● **WRITTEN REQUEST**
Retype the material that follows, keeping every word as it is.

● **DATA FOR THIS TASK**
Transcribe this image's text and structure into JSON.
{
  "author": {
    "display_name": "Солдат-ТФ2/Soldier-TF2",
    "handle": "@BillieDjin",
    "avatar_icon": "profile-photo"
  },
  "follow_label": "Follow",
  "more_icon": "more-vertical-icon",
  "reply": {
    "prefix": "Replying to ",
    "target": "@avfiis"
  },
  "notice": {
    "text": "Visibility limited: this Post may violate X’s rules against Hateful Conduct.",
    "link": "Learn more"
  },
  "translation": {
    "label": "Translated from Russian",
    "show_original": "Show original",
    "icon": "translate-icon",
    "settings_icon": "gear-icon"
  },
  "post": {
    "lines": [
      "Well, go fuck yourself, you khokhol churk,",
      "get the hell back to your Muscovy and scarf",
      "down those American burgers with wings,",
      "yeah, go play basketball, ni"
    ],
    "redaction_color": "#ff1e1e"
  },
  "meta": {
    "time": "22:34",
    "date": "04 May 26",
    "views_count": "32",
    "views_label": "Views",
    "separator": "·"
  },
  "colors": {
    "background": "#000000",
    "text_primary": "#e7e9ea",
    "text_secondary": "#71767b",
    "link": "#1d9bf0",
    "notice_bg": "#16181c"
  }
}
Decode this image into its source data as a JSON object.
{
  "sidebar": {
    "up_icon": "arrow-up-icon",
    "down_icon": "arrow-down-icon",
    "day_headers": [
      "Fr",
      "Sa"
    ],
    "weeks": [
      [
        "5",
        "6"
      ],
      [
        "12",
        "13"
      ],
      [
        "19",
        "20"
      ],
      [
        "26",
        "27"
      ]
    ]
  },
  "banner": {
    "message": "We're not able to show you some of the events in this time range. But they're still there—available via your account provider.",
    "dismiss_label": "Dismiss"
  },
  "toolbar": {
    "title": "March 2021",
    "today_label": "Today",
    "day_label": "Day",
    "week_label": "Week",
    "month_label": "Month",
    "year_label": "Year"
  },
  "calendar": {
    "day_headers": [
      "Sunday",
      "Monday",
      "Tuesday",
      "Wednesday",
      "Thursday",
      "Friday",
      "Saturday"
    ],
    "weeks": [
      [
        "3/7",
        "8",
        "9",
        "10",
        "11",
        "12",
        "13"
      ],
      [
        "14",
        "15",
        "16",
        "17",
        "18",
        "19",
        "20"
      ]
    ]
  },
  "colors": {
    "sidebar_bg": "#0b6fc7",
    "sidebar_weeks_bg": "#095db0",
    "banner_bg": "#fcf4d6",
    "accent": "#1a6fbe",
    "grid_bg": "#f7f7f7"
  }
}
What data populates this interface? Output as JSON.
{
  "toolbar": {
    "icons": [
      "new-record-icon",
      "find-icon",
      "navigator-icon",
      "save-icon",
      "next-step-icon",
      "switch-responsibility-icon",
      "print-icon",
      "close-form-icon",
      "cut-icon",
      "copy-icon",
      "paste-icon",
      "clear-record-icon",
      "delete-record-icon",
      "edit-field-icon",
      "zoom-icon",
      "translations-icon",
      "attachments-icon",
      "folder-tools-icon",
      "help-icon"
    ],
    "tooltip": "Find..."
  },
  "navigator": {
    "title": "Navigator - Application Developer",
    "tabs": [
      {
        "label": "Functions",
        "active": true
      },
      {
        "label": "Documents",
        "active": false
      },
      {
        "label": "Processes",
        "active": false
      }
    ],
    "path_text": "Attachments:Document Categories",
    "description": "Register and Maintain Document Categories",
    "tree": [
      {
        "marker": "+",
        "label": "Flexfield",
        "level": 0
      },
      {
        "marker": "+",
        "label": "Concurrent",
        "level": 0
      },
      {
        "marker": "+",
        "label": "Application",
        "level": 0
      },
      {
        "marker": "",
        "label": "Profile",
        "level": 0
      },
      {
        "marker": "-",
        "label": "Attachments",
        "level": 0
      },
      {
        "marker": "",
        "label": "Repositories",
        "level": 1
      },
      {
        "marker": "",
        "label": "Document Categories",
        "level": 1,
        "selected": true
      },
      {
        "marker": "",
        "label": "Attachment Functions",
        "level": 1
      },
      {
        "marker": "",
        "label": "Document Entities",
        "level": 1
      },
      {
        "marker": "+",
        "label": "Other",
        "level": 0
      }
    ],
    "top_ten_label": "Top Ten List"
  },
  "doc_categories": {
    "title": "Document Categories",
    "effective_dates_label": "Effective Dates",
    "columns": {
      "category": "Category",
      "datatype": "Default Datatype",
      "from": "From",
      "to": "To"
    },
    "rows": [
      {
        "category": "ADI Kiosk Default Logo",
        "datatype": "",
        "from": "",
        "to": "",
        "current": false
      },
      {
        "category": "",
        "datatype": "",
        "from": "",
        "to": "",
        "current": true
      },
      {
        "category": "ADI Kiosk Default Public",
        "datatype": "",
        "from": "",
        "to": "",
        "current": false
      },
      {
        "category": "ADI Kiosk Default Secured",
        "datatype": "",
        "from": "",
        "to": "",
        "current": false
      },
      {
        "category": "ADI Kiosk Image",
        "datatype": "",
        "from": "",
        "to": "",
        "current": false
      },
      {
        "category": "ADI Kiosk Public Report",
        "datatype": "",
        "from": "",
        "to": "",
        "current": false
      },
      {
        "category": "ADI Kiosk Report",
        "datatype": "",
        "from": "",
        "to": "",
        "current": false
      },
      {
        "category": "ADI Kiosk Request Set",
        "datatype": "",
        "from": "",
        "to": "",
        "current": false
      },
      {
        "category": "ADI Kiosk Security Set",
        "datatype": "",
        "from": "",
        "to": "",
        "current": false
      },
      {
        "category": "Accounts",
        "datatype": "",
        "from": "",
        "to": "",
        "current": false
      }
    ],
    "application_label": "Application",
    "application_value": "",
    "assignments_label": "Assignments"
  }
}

● **THE REPLY**
Transcribe this image's text and structure into JSON.
{
  "author": {
    "display_name": "Солдат-ТФ2/Soldier-TF2",
    "handle": "@BillieDjin",
    "avatar_icon": "profile-photo"
  },
  "follow_label": "Follow",
  "more_icon": "more-vertical-icon",
  "reply": {
    "prefix": "Replying to ",
    "target": "@avfiis"
  },
  "notice": {
    "text": "Visibility limited: this Post may violate X’s rules against Hateful Conduct.",
    "link": "Learn more"
  },
  "translation": {
    "label": "Translated from Russian",
    "show_original": "Show original",
    "icon": "translate-icon",
    "settings_icon": "gear-icon"
  },
  "post": {
    "lines": [
      "Well, go fuck yourself, you khokhol churk,",
      "get the hell back to your Muscovy and scarf",
      "down those American burgers with wings,",
      "yeah, go play basketball, ni"
    ],
    "redaction_color": "#ff1e1e"
  },
  "meta": {
    "time": "22:34",
    "date": "04 May 26",
    "views_count": "32",
    "views_label": "Views",
    "separator": "·"
  },
  "colors": {
    "background": "#000000",
    "text_primary": "#e7e9ea",
    "text_secondary": "#71767b",
    "link": "#1d9bf0",
    "notice_bg": "#16181c"
  }
}
Decode this image into its source data as a JSON object.
{
  "sidebar": {
    "up_icon": "arrow-up-icon",
    "down_icon": "arrow-down-icon",
    "day_headers": [
      "Fr",
      "Sa"
    ],
    "weeks": [
      [
        "5",
        "6"
      ],
      [
        "12",
        "13"
      ],
      [
        "19",
        "20"
      ],
      [
        "26",
        "27"
      ]
    ]
  },
  "banner": {
    "message": "We're not able to show you some of the events in this time range. But they're still there—available via your account provider.",
    "dismiss_label": "Dismiss"
  },
  "toolbar": {
    "title": "March 2021",
    "today_label": "Today",
    "day_label": "Day",
    "week_label": "Week",
    "month_label": "Month",
    "year_label": "Year"
  },
  "calendar": {
    "day_headers": [
      "Sunday",
      "Monday",
      "Tuesday",
      "Wednesday",
      "Thursday",
      "Friday",
      "Saturday"
    ],
    "weeks": [
      [
        "3/7",
        "8",
        "9",
        "10",
        "11",
        "12",
        "13"
      ],
      [
        "14",
        "15",
        "16",
        "17",
        "18",
        "19",
        "20"
      ]
    ]
  },
  "colors": {
    "sidebar_bg": "#0b6fc7",
    "sidebar_weeks_bg": "#095db0",
    "banner_bg": "#fcf4d6",
    "accent": "#1a6fbe",
    "grid_bg": "#f7f7f7"
  }
}
What data populates this interface? Output as JSON.
{
  "toolbar": {
    "icons": [
      "new-record-icon",
      "find-icon",
      "navigator-icon",
      "save-icon",
      "next-step-icon",
      "switch-responsibility-icon",
      "print-icon",
      "close-form-icon",
      "cut-icon",
      "copy-icon",
      "paste-icon",
      "clear-record-icon",
      "delete-record-icon",
      "edit-field-icon",
      "zoom-icon",
      "translations-icon",
      "attachments-icon",
      "folder-tools-icon",
      "help-icon"
    ],
    "tooltip": "Find..."
  },
  "navigator": {
    "title": "Navigator - Application Developer",
    "tabs": [
      {
        "label": "Functions",
        "active": true
      },
      {
        "label": "Documents",
        "active": false
      },
      {
        "label": "Processes",
        "active": false
      }
    ],
    "path_text": "Attachments:Document Categories",
    "description": "Register and Maintain Document Categories",
    "tree": [
      {
        "marker": "+",
        "label": "Flexfield",
        "level": 0
      },
      {
        "marker": "+",
        "label": "Concurrent",
        "level": 0
      },
      {
        "marker": "+",
        "label": "Application",
        "level": 0
      },
      {
        "marker": "",
        "label": "Profile",
        "level": 0
      },
      {
        "marker": "-",
        "label": "Attachments",
        "level": 0
      },
      {
        "marker": "",
        "label": "Repositories",
        "level": 1
      },
      {
        "marker": "",
        "label": "Document Categories",
        "level": 1,
        "selected": true
      },
      {
        "marker": "",
        "label": "Attachment Functions",
        "level": 1
      },
      {
        "marker": "",
        "label": "Document Entities",
        "level": 1
      },
      {
        "marker": "+",
        "label": "Other",
        "level": 0
      }
    ],
    "top_ten_label": "Top Ten List"
  },
  "doc_categories": {
    "title": "Document Categories",
    "effective_dates_label": "Effective Dates",
    "columns": {
      "category": "Category",
      "datatype": "Default Datatype",
      "from": "From",
      "to": "To"
    },
    "rows": [
      {
        "category": "ADI Kiosk Default Logo",
        "datatype": "",
        "from": "",
        "to": "",
        "current": false
      },
      {
        "category": "",
        "datatype": "",
        "from": "",
        "to": "",
        "current": true
      },
      {
        "category": "ADI Kiosk Default Public",
        "datatype": "",
        "from": "",
        "to": "",
        "current": false
      },
      {
        "category": "ADI Kiosk Default Secured",
        "datatype": "",
        "from": "",
        "to": "",
        "current": false
      },
      {
        "category": "ADI Kiosk Image",
        "datatype": "",
        "from": "",
        "to": "",
        "current": false
      },
      {
        "category": "ADI Kiosk Public Report",
        "datatype": "",
        "from": "",
        "to": "",
        "current": false
      },
      {
        "category": "ADI Kiosk Report",
        "datatype": "",
        "from": "",
        "to": "",
        "current": false
      },
      {
        "category": "ADI Kiosk Request Set",
        "datatype": "",
        "from": "",
        "to": "",
        "current": false
      },
      {
        "category": "ADI Kiosk Security Set",
        "datatype": "",
        "from": "",
        "to": "",
        "current": false
      },
      {
        "category": "Accounts",
        "datatype": "",
        "from": "",
        "to": "",
        "current": false
      }
    ],
    "application_label": "Application",
    "application_value": "",
    "assignments_label": "Assignments"
  }
}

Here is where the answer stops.